→ TASK OBJECTIVE: Collect each line of the entries that holds the string "true".

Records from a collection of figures
-------------------------

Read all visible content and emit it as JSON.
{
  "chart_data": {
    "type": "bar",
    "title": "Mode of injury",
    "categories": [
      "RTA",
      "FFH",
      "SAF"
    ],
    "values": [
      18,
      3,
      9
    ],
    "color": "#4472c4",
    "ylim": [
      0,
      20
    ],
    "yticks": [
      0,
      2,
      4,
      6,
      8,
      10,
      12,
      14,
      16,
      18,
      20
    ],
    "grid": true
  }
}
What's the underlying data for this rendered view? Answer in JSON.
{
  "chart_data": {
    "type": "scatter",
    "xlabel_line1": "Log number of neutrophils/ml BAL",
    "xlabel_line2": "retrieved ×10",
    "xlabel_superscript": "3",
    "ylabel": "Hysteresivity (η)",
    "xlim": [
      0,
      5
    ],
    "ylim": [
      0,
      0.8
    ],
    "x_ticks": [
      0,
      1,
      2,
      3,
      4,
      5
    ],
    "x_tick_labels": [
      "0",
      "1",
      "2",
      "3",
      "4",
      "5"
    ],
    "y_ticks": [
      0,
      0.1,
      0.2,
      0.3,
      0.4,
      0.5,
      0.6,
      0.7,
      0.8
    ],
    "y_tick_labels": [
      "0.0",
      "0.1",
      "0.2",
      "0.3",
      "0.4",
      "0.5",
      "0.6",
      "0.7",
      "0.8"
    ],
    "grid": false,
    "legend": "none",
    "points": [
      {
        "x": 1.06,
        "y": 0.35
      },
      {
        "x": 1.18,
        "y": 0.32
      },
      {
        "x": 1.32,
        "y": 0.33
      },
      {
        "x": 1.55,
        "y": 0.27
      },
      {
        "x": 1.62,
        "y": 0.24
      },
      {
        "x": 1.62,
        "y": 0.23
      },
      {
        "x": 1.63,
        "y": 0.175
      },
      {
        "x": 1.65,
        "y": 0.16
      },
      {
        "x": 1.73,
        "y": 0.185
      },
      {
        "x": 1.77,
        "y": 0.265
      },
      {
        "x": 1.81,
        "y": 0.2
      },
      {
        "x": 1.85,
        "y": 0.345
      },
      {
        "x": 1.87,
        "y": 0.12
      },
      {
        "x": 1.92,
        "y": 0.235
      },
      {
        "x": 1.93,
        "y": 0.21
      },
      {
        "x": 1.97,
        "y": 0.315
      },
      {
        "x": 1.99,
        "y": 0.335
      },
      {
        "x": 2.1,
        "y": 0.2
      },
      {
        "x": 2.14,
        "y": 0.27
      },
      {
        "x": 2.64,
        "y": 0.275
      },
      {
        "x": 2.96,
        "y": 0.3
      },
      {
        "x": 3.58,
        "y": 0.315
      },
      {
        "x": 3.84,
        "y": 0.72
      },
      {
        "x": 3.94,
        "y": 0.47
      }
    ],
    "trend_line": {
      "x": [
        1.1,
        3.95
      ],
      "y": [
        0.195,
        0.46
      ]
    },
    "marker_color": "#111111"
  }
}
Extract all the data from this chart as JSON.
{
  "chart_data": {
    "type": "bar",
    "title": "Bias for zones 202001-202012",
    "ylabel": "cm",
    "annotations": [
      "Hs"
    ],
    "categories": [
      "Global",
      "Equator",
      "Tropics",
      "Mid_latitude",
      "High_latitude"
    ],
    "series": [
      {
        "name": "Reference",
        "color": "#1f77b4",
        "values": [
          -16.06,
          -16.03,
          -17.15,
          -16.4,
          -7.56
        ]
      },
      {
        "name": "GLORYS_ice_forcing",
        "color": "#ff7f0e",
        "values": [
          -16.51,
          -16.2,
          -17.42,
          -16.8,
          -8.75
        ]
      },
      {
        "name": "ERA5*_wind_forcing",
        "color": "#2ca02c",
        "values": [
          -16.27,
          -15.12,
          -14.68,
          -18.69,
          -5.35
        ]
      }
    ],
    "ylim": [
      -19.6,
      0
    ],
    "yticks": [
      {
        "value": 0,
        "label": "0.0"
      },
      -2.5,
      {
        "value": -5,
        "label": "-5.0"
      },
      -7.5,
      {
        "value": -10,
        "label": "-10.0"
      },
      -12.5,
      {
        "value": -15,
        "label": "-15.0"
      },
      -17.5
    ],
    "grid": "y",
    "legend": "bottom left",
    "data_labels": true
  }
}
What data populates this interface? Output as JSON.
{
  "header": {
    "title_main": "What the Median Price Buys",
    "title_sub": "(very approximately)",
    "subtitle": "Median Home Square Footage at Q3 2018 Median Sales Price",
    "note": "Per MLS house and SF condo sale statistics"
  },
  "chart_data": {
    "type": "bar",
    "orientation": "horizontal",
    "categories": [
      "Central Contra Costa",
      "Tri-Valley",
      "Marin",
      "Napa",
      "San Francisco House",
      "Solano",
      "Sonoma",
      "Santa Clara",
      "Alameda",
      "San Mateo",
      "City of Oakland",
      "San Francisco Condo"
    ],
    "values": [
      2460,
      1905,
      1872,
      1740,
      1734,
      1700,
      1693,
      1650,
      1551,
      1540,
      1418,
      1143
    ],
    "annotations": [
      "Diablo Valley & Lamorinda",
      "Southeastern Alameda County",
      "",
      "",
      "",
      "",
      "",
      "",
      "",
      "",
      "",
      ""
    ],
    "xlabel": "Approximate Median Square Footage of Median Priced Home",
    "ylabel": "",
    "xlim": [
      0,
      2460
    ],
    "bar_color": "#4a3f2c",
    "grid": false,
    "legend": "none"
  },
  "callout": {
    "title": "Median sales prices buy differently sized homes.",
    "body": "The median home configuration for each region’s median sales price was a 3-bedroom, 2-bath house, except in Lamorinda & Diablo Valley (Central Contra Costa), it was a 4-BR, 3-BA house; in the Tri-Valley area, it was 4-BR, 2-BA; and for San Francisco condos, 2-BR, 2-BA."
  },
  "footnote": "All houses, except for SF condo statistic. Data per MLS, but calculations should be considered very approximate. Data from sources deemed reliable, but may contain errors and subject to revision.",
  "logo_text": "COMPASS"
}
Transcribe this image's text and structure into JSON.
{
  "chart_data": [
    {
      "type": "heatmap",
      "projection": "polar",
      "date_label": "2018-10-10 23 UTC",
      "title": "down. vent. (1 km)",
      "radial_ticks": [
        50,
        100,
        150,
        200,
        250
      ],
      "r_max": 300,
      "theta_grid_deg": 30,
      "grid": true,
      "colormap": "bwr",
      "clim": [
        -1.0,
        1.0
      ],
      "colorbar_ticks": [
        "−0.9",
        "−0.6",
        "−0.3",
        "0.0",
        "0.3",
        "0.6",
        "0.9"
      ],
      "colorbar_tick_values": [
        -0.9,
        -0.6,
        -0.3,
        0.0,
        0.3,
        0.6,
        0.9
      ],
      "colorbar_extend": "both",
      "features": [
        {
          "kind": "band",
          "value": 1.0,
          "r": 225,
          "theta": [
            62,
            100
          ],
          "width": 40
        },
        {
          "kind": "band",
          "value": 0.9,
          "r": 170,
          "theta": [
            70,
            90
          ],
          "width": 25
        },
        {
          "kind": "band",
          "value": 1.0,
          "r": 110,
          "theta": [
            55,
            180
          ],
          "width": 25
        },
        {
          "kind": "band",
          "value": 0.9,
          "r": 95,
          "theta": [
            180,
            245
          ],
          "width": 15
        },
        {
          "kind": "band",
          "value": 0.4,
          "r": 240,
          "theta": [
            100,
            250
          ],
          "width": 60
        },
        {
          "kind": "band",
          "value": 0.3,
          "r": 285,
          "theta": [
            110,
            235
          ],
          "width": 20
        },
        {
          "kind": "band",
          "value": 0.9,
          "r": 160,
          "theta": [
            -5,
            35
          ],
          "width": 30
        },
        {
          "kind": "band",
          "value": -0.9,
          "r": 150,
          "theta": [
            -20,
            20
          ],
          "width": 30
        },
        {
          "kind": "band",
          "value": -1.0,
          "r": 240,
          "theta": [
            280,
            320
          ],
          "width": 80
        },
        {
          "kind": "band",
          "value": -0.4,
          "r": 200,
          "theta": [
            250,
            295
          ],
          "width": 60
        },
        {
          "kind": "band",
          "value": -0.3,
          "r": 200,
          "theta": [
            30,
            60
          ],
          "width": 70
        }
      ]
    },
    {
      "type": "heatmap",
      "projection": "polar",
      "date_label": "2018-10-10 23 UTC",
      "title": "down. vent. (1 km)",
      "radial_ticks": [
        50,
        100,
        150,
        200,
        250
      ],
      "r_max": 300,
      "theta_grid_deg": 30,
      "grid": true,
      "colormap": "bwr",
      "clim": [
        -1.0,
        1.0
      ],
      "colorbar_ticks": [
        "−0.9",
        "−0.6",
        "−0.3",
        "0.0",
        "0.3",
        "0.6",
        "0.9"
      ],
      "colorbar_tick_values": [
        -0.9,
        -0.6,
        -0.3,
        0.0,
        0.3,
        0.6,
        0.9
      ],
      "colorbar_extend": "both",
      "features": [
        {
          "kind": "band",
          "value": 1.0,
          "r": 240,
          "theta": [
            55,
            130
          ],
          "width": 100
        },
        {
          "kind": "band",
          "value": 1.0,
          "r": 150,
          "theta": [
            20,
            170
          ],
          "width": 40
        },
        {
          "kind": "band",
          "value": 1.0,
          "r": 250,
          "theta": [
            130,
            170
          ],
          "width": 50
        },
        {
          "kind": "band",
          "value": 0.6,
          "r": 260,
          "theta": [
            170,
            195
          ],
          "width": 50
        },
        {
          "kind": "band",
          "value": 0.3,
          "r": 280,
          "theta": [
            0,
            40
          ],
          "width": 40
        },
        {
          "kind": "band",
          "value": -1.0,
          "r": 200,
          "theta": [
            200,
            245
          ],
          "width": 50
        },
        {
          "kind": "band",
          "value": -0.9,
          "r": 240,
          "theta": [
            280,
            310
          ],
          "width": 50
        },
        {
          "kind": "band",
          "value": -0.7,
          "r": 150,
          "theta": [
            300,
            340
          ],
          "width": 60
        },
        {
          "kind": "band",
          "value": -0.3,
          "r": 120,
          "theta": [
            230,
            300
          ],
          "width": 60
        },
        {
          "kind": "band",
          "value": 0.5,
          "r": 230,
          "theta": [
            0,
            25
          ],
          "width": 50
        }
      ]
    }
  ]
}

-------------------------

→ CORRECT OUTPUT:
    "grid": true
    "data_labels": true
      "grid": true,
      "grid": true,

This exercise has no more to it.